#### EXERCISE DETAILS:
Begin with the line holding "Output a JSON", end with the line holding "Parse this screenshot: output", and repeat every line in between exactly, without pictures.

#### LISTED ENTRIES:
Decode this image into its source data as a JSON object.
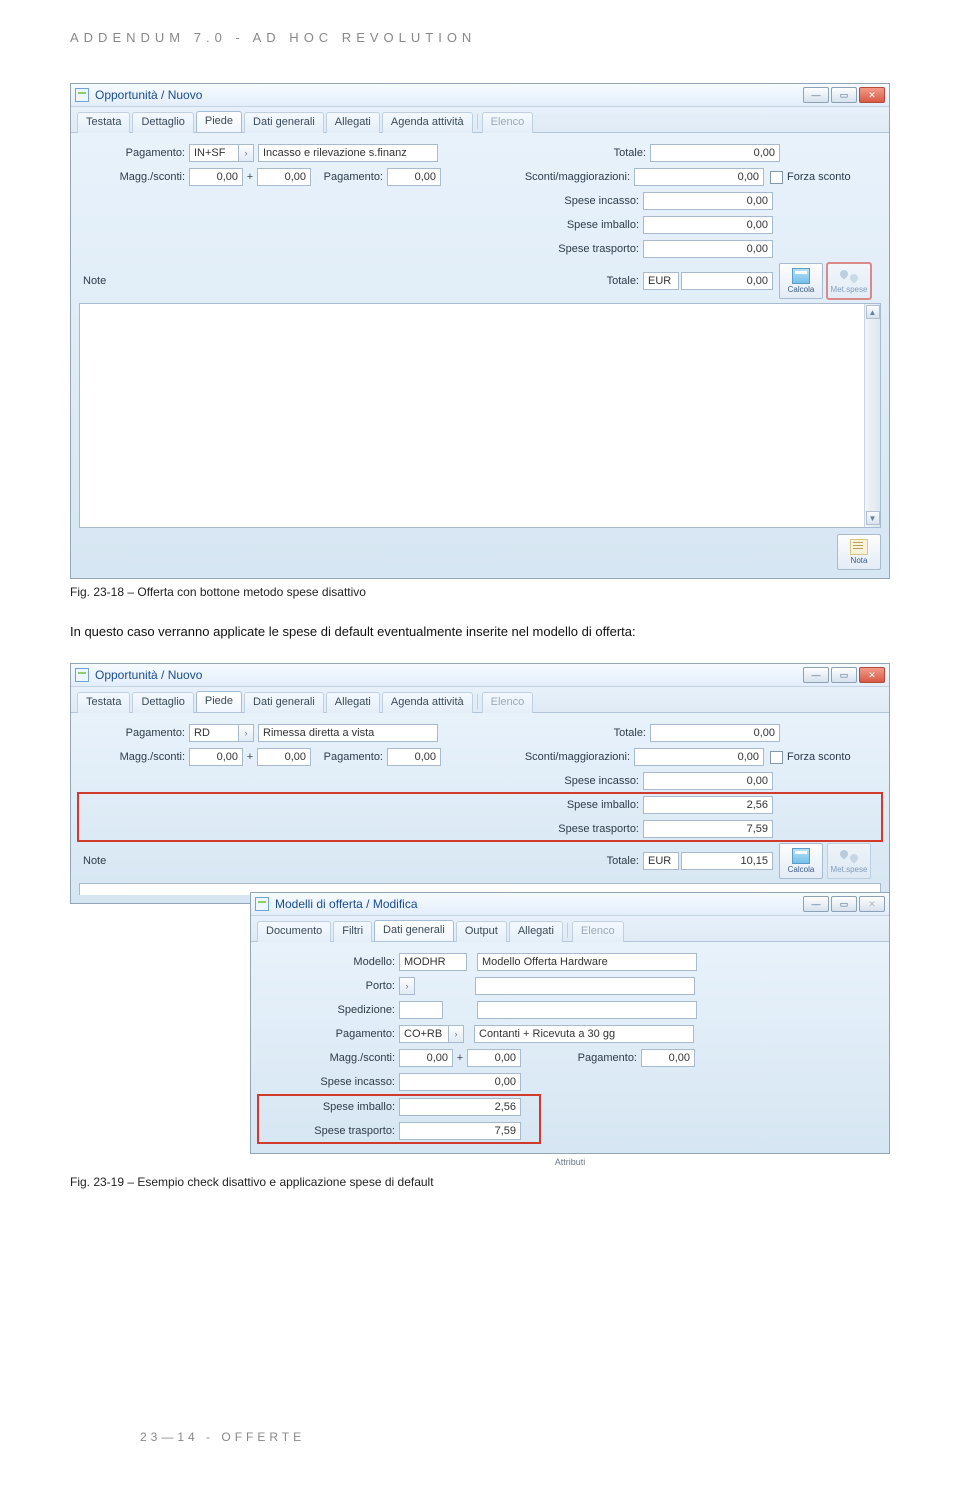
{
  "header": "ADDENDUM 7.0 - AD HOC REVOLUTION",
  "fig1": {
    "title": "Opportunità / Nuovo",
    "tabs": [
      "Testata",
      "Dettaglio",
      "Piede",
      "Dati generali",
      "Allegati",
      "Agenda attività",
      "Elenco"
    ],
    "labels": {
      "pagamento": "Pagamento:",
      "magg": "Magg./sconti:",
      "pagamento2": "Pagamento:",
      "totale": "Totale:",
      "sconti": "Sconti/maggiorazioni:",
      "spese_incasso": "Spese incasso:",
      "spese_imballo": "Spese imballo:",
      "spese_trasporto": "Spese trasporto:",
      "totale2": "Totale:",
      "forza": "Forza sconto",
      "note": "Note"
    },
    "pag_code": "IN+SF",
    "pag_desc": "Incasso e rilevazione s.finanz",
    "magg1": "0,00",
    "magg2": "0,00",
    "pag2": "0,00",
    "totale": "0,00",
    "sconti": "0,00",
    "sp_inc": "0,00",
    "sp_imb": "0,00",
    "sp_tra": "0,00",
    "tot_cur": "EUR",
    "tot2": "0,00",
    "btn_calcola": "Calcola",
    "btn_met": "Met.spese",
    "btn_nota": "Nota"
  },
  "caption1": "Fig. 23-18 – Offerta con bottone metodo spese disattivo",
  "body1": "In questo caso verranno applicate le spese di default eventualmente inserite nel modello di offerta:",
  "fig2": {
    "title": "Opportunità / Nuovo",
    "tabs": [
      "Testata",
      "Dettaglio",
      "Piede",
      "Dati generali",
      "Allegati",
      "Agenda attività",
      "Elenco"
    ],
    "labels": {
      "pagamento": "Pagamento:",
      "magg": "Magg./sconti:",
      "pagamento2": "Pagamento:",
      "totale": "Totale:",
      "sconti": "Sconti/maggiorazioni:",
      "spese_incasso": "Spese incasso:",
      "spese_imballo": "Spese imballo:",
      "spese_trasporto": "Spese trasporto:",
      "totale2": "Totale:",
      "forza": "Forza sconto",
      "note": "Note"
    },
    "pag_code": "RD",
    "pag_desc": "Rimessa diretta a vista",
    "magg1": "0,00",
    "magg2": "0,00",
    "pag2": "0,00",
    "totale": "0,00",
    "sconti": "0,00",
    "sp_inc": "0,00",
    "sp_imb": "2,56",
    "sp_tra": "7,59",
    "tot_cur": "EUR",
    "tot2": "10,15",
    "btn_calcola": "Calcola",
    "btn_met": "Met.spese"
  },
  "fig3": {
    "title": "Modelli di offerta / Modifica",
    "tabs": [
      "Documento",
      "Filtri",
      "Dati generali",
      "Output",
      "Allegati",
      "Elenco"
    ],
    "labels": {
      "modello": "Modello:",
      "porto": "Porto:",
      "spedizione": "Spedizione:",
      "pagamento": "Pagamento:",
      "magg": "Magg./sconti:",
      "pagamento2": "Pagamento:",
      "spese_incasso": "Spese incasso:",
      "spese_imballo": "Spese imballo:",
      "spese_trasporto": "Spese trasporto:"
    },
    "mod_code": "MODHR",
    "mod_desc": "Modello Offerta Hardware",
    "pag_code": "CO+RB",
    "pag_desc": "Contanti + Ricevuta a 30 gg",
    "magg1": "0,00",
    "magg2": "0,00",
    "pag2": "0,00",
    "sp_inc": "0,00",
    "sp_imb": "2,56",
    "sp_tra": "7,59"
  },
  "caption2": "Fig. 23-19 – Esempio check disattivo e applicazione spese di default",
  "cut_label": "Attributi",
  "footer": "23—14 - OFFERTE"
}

* * *

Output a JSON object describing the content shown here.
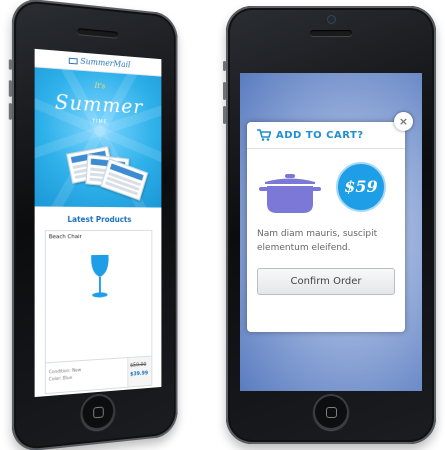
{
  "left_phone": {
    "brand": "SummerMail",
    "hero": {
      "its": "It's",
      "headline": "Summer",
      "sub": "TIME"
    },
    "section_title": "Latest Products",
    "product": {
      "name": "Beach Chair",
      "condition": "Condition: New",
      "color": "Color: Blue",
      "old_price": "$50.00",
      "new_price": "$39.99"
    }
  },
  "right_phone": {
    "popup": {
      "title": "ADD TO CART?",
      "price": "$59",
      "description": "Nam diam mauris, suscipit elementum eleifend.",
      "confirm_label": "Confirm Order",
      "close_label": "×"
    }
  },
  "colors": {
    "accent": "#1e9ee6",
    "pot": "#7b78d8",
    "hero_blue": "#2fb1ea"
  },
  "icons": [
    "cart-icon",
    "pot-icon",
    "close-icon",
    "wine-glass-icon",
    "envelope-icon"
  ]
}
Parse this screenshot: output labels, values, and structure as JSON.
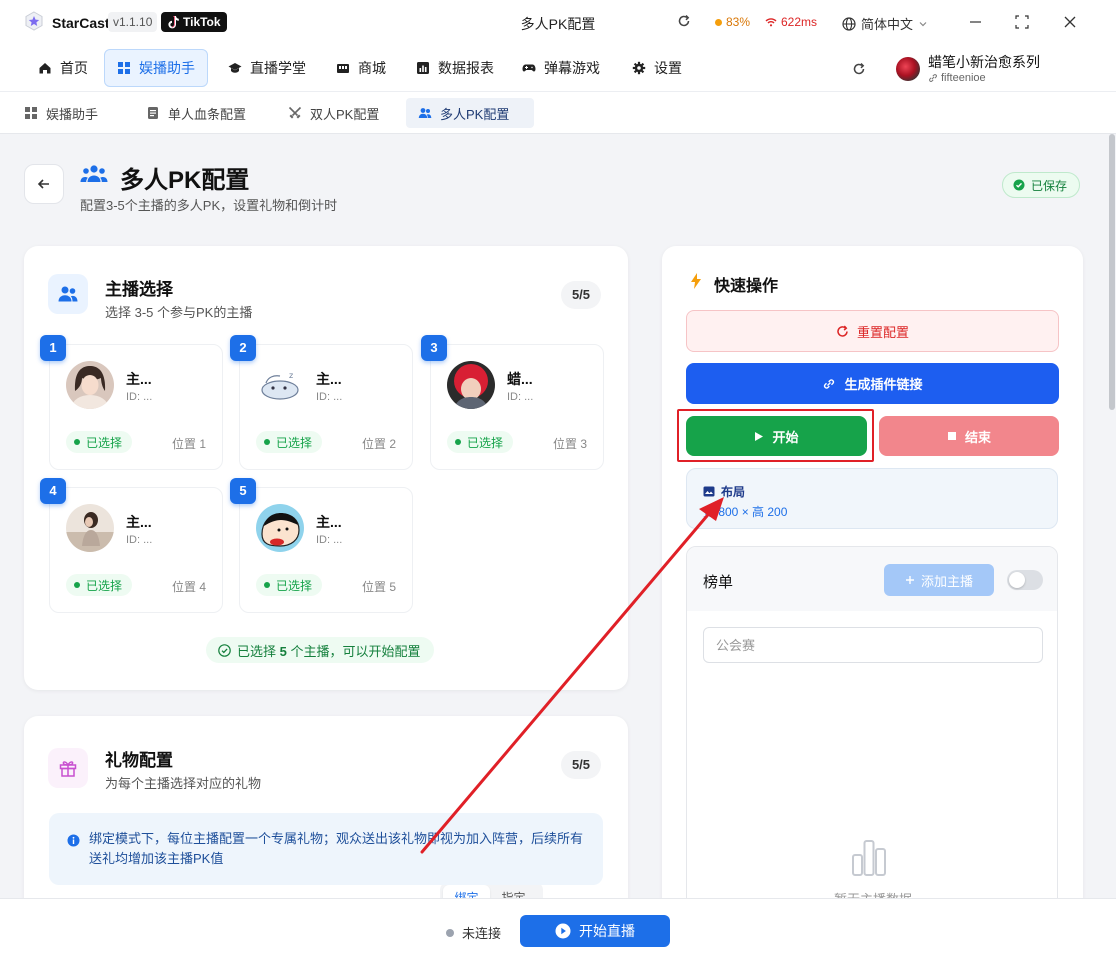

#### TASK ANSWER:
Output a JSON object describing the content shown here.
{
  "left_phone": {
    "brand": "SummerMail",
    "hero": {
      "its": "It's",
      "headline": "Summer",
      "sub": "TIME"
    },
    "section_title": "Latest Products",
    "product": {
      "name": "Beach Chair",
      "condition": "Condition: New",
      "color": "Color: Blue",
      "old_price": "$50.00",
      "new_price": "$39.99"
    }
  },
  "right_phone": {
    "popup": {
      "title": "ADD TO CART?",
      "price": "$59",
      "description": "Nam diam mauris, suscipit elementum eleifend.",
      "confirm_label": "Confirm Order",
      "close_label": "×"
    }
  },
  "colors": {
    "accent": "#1e9ee6",
    "pot": "#7b78d8",
    "hero_blue": "#2fb1ea"
  },
  "icons": [
    "cart-icon",
    "pot-icon",
    "close-icon",
    "wine-glass-icon",
    "envelope-icon"
  ]
}
Parse this screenshot: output labels, values, and structure as JSON.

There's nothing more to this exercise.